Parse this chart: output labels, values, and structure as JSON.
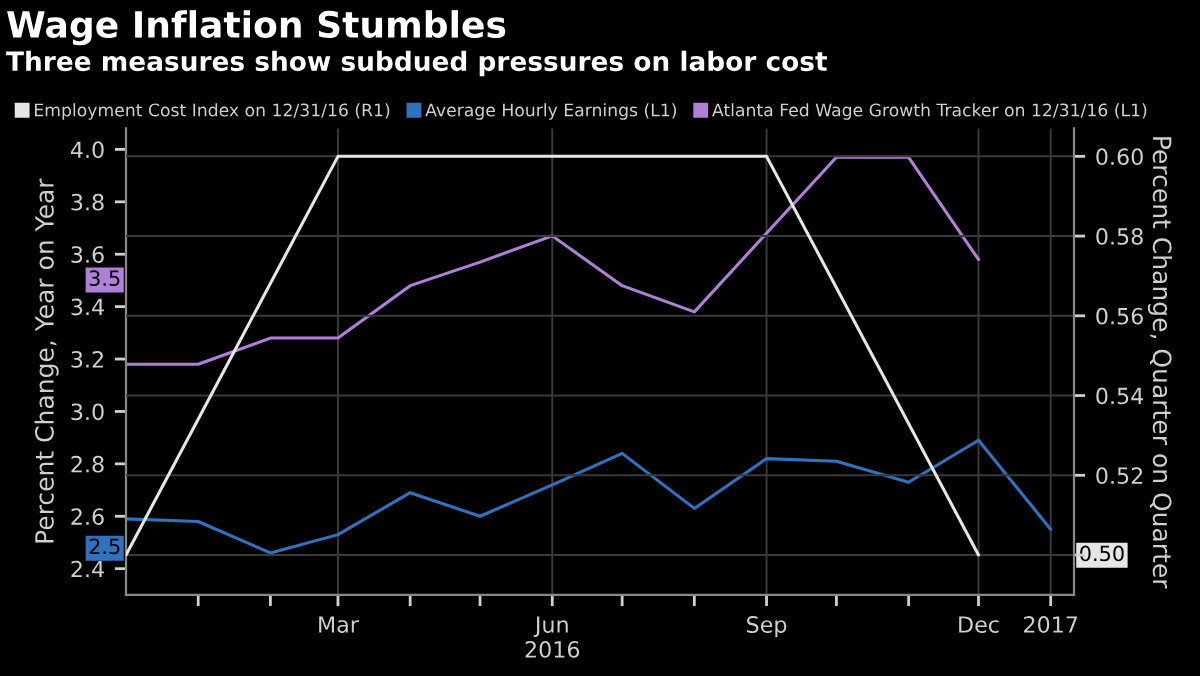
{
  "chart_data": {
    "type": "line",
    "title": "Wage Inflation Stumbles",
    "subtitle": "Three measures show subdued pressures on labor cost",
    "ylabel": "Percent Change, Year on Year",
    "y2label": "Percent Change, Quarter on Quarter",
    "series": [
      {
        "name": "Employment Cost Index on 12/31/16 (R1)",
        "color": "#e6e6e6",
        "axis": "y2",
        "x": [
          "2015-12",
          "2016-03",
          "2016-06",
          "2016-09",
          "2016-12"
        ],
        "values": [
          0.5,
          0.6,
          0.6,
          0.6,
          0.5
        ]
      },
      {
        "name": "Average Hourly Earnings (L1)",
        "color": "#2f72c0",
        "x": [
          "2015-12",
          "2016-01",
          "2016-02",
          "2016-03",
          "2016-04",
          "2016-05",
          "2016-06",
          "2016-07",
          "2016-08",
          "2016-09",
          "2016-10",
          "2016-11",
          "2016-12",
          "2017-01"
        ],
        "values": [
          2.59,
          2.58,
          2.46,
          2.53,
          2.69,
          2.6,
          2.72,
          2.84,
          2.63,
          2.82,
          2.81,
          2.73,
          2.89,
          2.55
        ]
      },
      {
        "name": "Atlanta Fed Wage Growth Tracker on 12/31/16 (L1)",
        "color": "#b07fd8",
        "x": [
          "2015-12",
          "2016-01",
          "2016-02",
          "2016-03",
          "2016-04",
          "2016-05",
          "2016-06",
          "2016-07",
          "2016-08",
          "2016-09",
          "2016-10",
          "2016-11",
          "2016-12"
        ],
        "values": [
          3.18,
          3.18,
          3.28,
          3.28,
          3.48,
          3.57,
          3.67,
          3.48,
          3.38,
          3.68,
          3.97,
          3.97,
          3.58
        ]
      }
    ],
    "xlim": [
      "2015-12",
      "2017-01-11"
    ],
    "xticks": [
      {
        "value": "2016-01",
        "label": null
      },
      {
        "value": "2016-02",
        "label": null
      },
      {
        "value": "2016-03",
        "label": "Mar"
      },
      {
        "value": "2016-04",
        "label": null
      },
      {
        "value": "2016-05",
        "label": null
      },
      {
        "value": "2016-06",
        "label": "Jun\n2016"
      },
      {
        "value": "2016-07",
        "label": null
      },
      {
        "value": "2016-08",
        "label": null
      },
      {
        "value": "2016-09",
        "label": "Sep"
      },
      {
        "value": "2016-10",
        "label": null
      },
      {
        "value": "2016-11",
        "label": null
      },
      {
        "value": "2016-12",
        "label": "Dec"
      },
      {
        "value": "2017-01",
        "label": "2017"
      }
    ],
    "annotations": [
      "3.5",
      "2.5",
      "0.50"
    ],
    "ylim": [
      2.3,
      4.08
    ],
    "yticks": [
      {
        "value": 2.4,
        "label": "2.4"
      },
      {
        "value": 2.6,
        "label": "2.6"
      },
      {
        "value": 2.8,
        "label": "2.8"
      },
      {
        "value": 3.0,
        "label": "3.0"
      },
      {
        "value": 3.2,
        "label": "3.2"
      },
      {
        "value": 3.4,
        "label": "3.4"
      },
      {
        "value": 3.6,
        "label": "3.6"
      },
      {
        "value": 3.8,
        "label": "3.8"
      },
      {
        "value": 4.0,
        "label": "4.0"
      }
    ],
    "y2lim": [
      0.49,
      0.607
    ],
    "y2ticks": [
      {
        "value": 0.5,
        "label": null
      },
      {
        "value": 0.52,
        "label": "0.52"
      },
      {
        "value": 0.54,
        "label": "0.54"
      },
      {
        "value": 0.56,
        "label": "0.56"
      },
      {
        "value": 0.58,
        "label": "0.58"
      },
      {
        "value": 0.6,
        "label": "0.60"
      }
    ],
    "grid": true,
    "legend": "top left",
    "marker": "none",
    "line_style": "solid"
  }
}
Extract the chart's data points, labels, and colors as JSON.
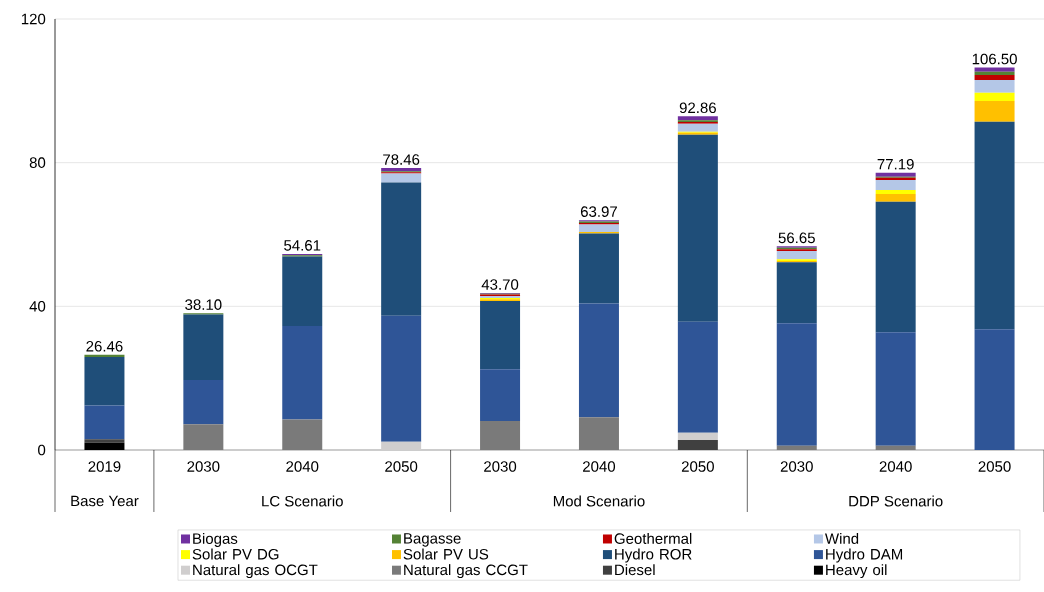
{
  "chart_data": {
    "type": "bar",
    "stacked": true,
    "categories": [
      "2019",
      "2030",
      "2040",
      "2050",
      "2030",
      "2040",
      "2050",
      "2030",
      "2040",
      "2050"
    ],
    "annotations": [
      "Base Year",
      "LC Scenario",
      "Mod  Scenario",
      "DDP  Scenario"
    ],
    "ylim": [
      0,
      120
    ],
    "yticks": [
      0,
      40,
      80,
      120
    ],
    "grid": "y",
    "legend": "bottom",
    "totals": [
      "26.46",
      "38.10",
      "54.61",
      "78.46",
      "43.70",
      "63.97",
      "92.86",
      "56.65",
      "77.19",
      "106.50"
    ],
    "series": [
      {
        "name": "Heavy oil",
        "color": "#000000",
        "values": [
          2.0,
          0,
          0,
          0,
          0,
          0,
          0,
          0,
          0,
          0
        ]
      },
      {
        "name": "Diesel",
        "color": "#404040",
        "values": [
          1.0,
          0,
          0,
          0,
          0,
          0,
          2.8,
          0,
          0,
          0
        ]
      },
      {
        "name": "Natural gas CCGT",
        "color": "#7a7a7a",
        "values": [
          0,
          7.2,
          8.5,
          0,
          8.1,
          9.1,
          0,
          1.2,
          1.2,
          0
        ]
      },
      {
        "name": "Natural gas OCGT",
        "color": "#d0cece",
        "values": [
          0,
          0,
          0,
          2.3,
          0,
          0,
          2.0,
          0,
          0,
          0
        ]
      },
      {
        "name": "Hydro DAM",
        "color": "#2f5597",
        "values": [
          9.4,
          12.3,
          26.0,
          35.1,
          14.4,
          31.7,
          30.9,
          34.1,
          31.6,
          33.6
        ]
      },
      {
        "name": "Hydro ROR",
        "color": "#1f4e79",
        "values": [
          13.5,
          18.2,
          19.4,
          37.1,
          19.0,
          19.5,
          52.1,
          17.0,
          36.3,
          57.8
        ]
      },
      {
        "name": "Solar PV US",
        "color": "#ffc000",
        "values": [
          0,
          0,
          0,
          0,
          0.5,
          0.4,
          0.5,
          0.3,
          2.2,
          5.8
        ]
      },
      {
        "name": "Solar PV DG",
        "color": "#ffff00",
        "values": [
          0,
          0,
          0,
          0,
          0.3,
          0,
          0.3,
          0.5,
          1.1,
          2.3
        ]
      },
      {
        "name": "Wind",
        "color": "#b4c7e7",
        "values": [
          0,
          0,
          null,
          2.5,
          0.6,
          2.1,
          2.2,
          2.3,
          2.8,
          3.5
        ]
      },
      {
        "name": "Geothermal",
        "color": "#c00000",
        "values": [
          0,
          0,
          0,
          0.3,
          0.4,
          0.4,
          0.5,
          0.5,
          0.6,
          1.4
        ]
      },
      {
        "name": "Bagasse",
        "color": "#548235",
        "values": [
          0.6,
          0.4,
          0.3,
          0.3,
          0.2,
          0.4,
          0.5,
          0.4,
          0.3,
          0.9
        ]
      },
      {
        "name": "Biogas",
        "color": "#7030a0",
        "values": [
          0,
          0,
          0.4,
          0.9,
          0.2,
          0.4,
          1.1,
          0.4,
          1.1,
          1.2
        ]
      }
    ]
  }
}
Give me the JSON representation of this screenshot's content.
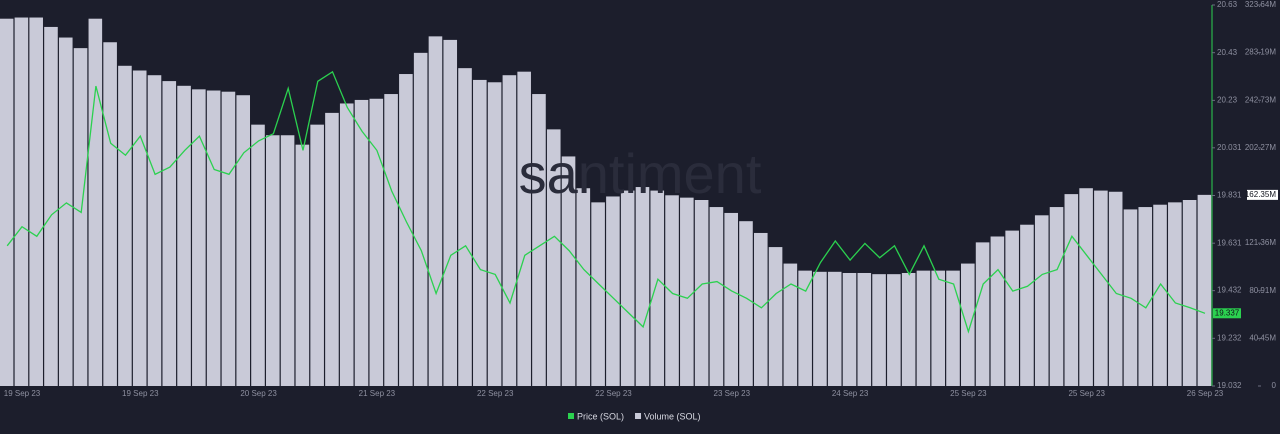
{
  "chart_data": {
    "type": "bar-line",
    "watermark": "santiment",
    "categories": [
      null,
      "19 Sep 23",
      null,
      null,
      null,
      null,
      null,
      null,
      null,
      "19 Sep 23",
      null,
      null,
      null,
      null,
      null,
      null,
      null,
      "20 Sep 23",
      null,
      null,
      null,
      null,
      null,
      null,
      null,
      "21 Sep 23",
      null,
      null,
      null,
      null,
      null,
      null,
      null,
      "22 Sep 23",
      null,
      null,
      null,
      null,
      null,
      null,
      null,
      "22 Sep 23",
      null,
      null,
      null,
      null,
      null,
      null,
      null,
      "23 Sep 23",
      null,
      null,
      null,
      null,
      null,
      null,
      null,
      "24 Sep 23",
      null,
      null,
      null,
      null,
      null,
      null,
      null,
      "25 Sep 23",
      null,
      null,
      null,
      null,
      null,
      null,
      null,
      "25 Sep 23",
      null,
      null,
      null,
      null,
      null,
      null,
      null,
      "26 Sep 23"
    ],
    "series": [
      {
        "name": "Price (SOL)",
        "color": "#2bd14f",
        "type": "line",
        "values": [
          19.62,
          19.7,
          19.66,
          19.75,
          19.8,
          19.76,
          20.29,
          20.05,
          20.0,
          20.08,
          19.92,
          19.95,
          20.02,
          20.08,
          19.94,
          19.92,
          20.01,
          20.06,
          20.09,
          20.28,
          20.02,
          20.31,
          20.35,
          20.2,
          20.1,
          20.02,
          19.85,
          19.72,
          19.6,
          19.42,
          19.58,
          19.62,
          19.52,
          19.5,
          19.38,
          19.58,
          19.62,
          19.66,
          19.6,
          19.52,
          19.46,
          19.4,
          19.34,
          19.28,
          19.48,
          19.42,
          19.4,
          19.46,
          19.47,
          19.43,
          19.4,
          19.36,
          19.42,
          19.46,
          19.43,
          19.55,
          19.64,
          19.56,
          19.63,
          19.57,
          19.62,
          19.5,
          19.62,
          19.48,
          19.46,
          19.26,
          19.46,
          19.52,
          19.43,
          19.45,
          19.5,
          19.52,
          19.66,
          19.58,
          19.5,
          19.42,
          19.4,
          19.36,
          19.46,
          19.38,
          19.36,
          19.337
        ]
      },
      {
        "name": "Volume (SOL)",
        "color": "#c9cad8",
        "type": "bar",
        "axis": "y2",
        "values": [
          312000000,
          313000000,
          313000000,
          305000000,
          296000000,
          287000000,
          312000000,
          292000000,
          272000000,
          268000000,
          264000000,
          259000000,
          255000000,
          252000000,
          251000000,
          250000000,
          247000000,
          222000000,
          213000000,
          213000000,
          205000000,
          222000000,
          232000000,
          240000000,
          243000000,
          244000000,
          248000000,
          265000000,
          283000000,
          297000000,
          294000000,
          270000000,
          260000000,
          258000000,
          264000000,
          267000000,
          248000000,
          218000000,
          195000000,
          168000000,
          156000000,
          161000000,
          166000000,
          169000000,
          166000000,
          162000000,
          160000000,
          158000000,
          152000000,
          147000000,
          140000000,
          130000000,
          118000000,
          104000000,
          98000000,
          97000000,
          97000000,
          96000000,
          96000000,
          95000000,
          95000000,
          96000000,
          98000000,
          98000000,
          98000000,
          104000000,
          122000000,
          127000000,
          132000000,
          137000000,
          145000000,
          152000000,
          163000000,
          168000000,
          166000000,
          165000000,
          150000000,
          152000000,
          154000000,
          156000000,
          158000000,
          162350000
        ],
        "value_labels": [
          null,
          null,
          null,
          null,
          null,
          null,
          null,
          null,
          null,
          null,
          null,
          null,
          null,
          null,
          null,
          null,
          null,
          null,
          null,
          null,
          null,
          null,
          null,
          null,
          null,
          null,
          null,
          null,
          null,
          null,
          null,
          null,
          null,
          null,
          null,
          null,
          null,
          null,
          null,
          null,
          null,
          null,
          null,
          null,
          null,
          null,
          null,
          null,
          null,
          null,
          null,
          null,
          null,
          null,
          null,
          null,
          null,
          null,
          null,
          null,
          null,
          null,
          null,
          null,
          null,
          null,
          null,
          null,
          null,
          null,
          null,
          null,
          null,
          null,
          null,
          null,
          null,
          null,
          null,
          null,
          null,
          "162.35M"
        ]
      }
    ],
    "ylim": [
      19.032,
      20.63
    ],
    "yticks": [
      19.032,
      19.232,
      19.432,
      19.631,
      19.831,
      20.031,
      20.23,
      20.43,
      20.63
    ],
    "y2lim": [
      0,
      323640000
    ],
    "y2ticks": [
      0,
      {
        "value": 40450000,
        "label": "40.45M"
      },
      {
        "value": 80910000,
        "label": "80.91M"
      },
      {
        "value": 121360000,
        "label": "121.36M"
      },
      {
        "value": 202270000,
        "label": "202.27M"
      },
      {
        "value": 242730000,
        "label": "242.73M"
      },
      {
        "value": 283190000,
        "label": "283.19M"
      },
      {
        "value": 323640000,
        "label": "323.64M"
      }
    ],
    "legend": "bottom"
  }
}
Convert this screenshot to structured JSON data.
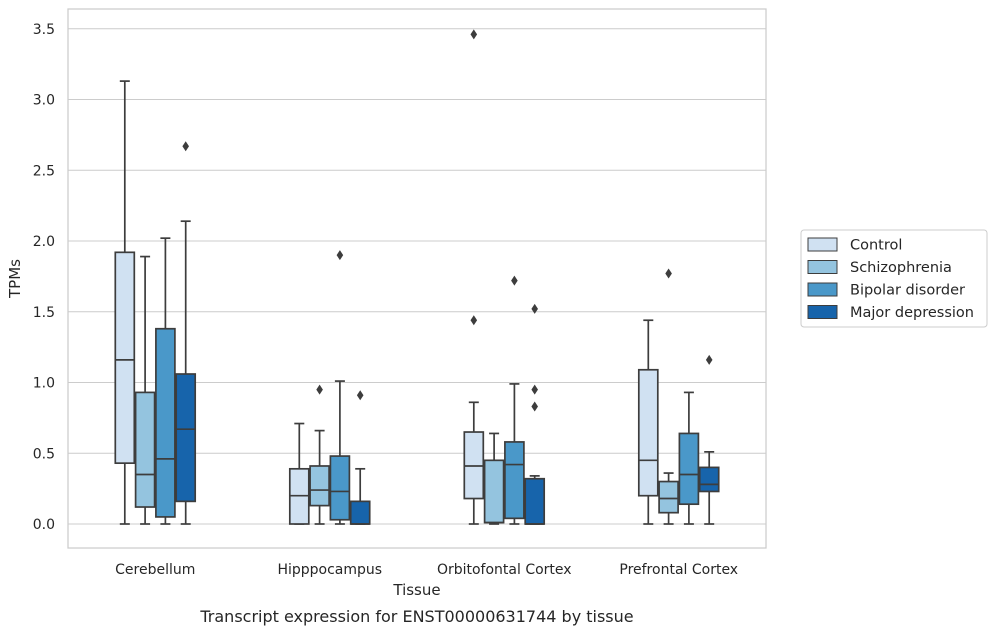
{
  "chart_data": {
    "type": "box",
    "caption": "Transcript expression for ENST00000631744 by tissue",
    "xlabel": "Tissue",
    "ylabel": "TPMs",
    "ylim": [
      -0.17,
      3.65
    ],
    "yticks": [
      "0.0",
      "0.5",
      "1.0",
      "1.5",
      "2.0",
      "2.5",
      "3.0",
      "3.5"
    ],
    "grid": "horizontal",
    "legend_position": "right",
    "categories": [
      "Cerebellum",
      "Hipppocampus",
      "Orbitofontal Cortex",
      "Prefrontal Cortex"
    ],
    "series": [
      {
        "name": "Control",
        "color": "#d0e1f2",
        "boxes": [
          {
            "whislo": 0.0,
            "q1": 0.43,
            "med": 1.16,
            "q3": 1.92,
            "whishi": 3.13,
            "fliers": []
          },
          {
            "whislo": 0.0,
            "q1": 0.0,
            "med": 0.2,
            "q3": 0.39,
            "whishi": 0.71,
            "fliers": []
          },
          {
            "whislo": 0.0,
            "q1": 0.18,
            "med": 0.41,
            "q3": 0.65,
            "whishi": 0.86,
            "fliers": [
              1.44,
              3.46
            ]
          },
          {
            "whislo": 0.0,
            "q1": 0.2,
            "med": 0.45,
            "q3": 1.09,
            "whishi": 1.44,
            "fliers": []
          }
        ]
      },
      {
        "name": "Schizophrenia",
        "color": "#94c4df",
        "boxes": [
          {
            "whislo": 0.0,
            "q1": 0.12,
            "med": 0.35,
            "q3": 0.93,
            "whishi": 1.89,
            "fliers": []
          },
          {
            "whislo": 0.0,
            "q1": 0.13,
            "med": 0.24,
            "q3": 0.41,
            "whishi": 0.66,
            "fliers": [
              0.95
            ]
          },
          {
            "whislo": 0.0,
            "q1": 0.01,
            "med": 0.01,
            "q3": 0.45,
            "whishi": 0.64,
            "fliers": []
          },
          {
            "whislo": 0.0,
            "q1": 0.08,
            "med": 0.18,
            "q3": 0.3,
            "whishi": 0.36,
            "fliers": [
              1.77
            ]
          }
        ]
      },
      {
        "name": "Bipolar disorder",
        "color": "#4a98c9",
        "boxes": [
          {
            "whislo": 0.0,
            "q1": 0.05,
            "med": 0.46,
            "q3": 1.38,
            "whishi": 2.02,
            "fliers": []
          },
          {
            "whislo": 0.0,
            "q1": 0.03,
            "med": 0.23,
            "q3": 0.48,
            "whishi": 1.01,
            "fliers": [
              1.9
            ]
          },
          {
            "whislo": 0.0,
            "q1": 0.04,
            "med": 0.42,
            "q3": 0.58,
            "whishi": 0.99,
            "fliers": [
              1.72
            ]
          },
          {
            "whislo": 0.0,
            "q1": 0.14,
            "med": 0.35,
            "q3": 0.64,
            "whishi": 0.93,
            "fliers": []
          }
        ]
      },
      {
        "name": "Major depression",
        "color": "#1764ab",
        "boxes": [
          {
            "whislo": 0.0,
            "q1": 0.16,
            "med": 0.67,
            "q3": 1.06,
            "whishi": 2.14,
            "fliers": [
              2.67
            ]
          },
          {
            "whislo": 0.0,
            "q1": 0.0,
            "med": 0.0,
            "q3": 0.16,
            "whishi": 0.39,
            "fliers": [
              0.91
            ]
          },
          {
            "whislo": 0.0,
            "q1": 0.0,
            "med": 0.0,
            "q3": 0.32,
            "whishi": 0.34,
            "fliers": [
              0.83,
              0.95,
              1.52
            ]
          },
          {
            "whislo": 0.0,
            "q1": 0.23,
            "med": 0.28,
            "q3": 0.4,
            "whishi": 0.51,
            "fliers": [
              1.16
            ]
          }
        ]
      }
    ]
  }
}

● ● ● ● ●

_Work instructions:_ Look through the listing and extract every line with "ylabel" in it.

_Exercise answer:_
    "ylabel": "Percent Change, Year on Year",
    "ylabel": "TPMs",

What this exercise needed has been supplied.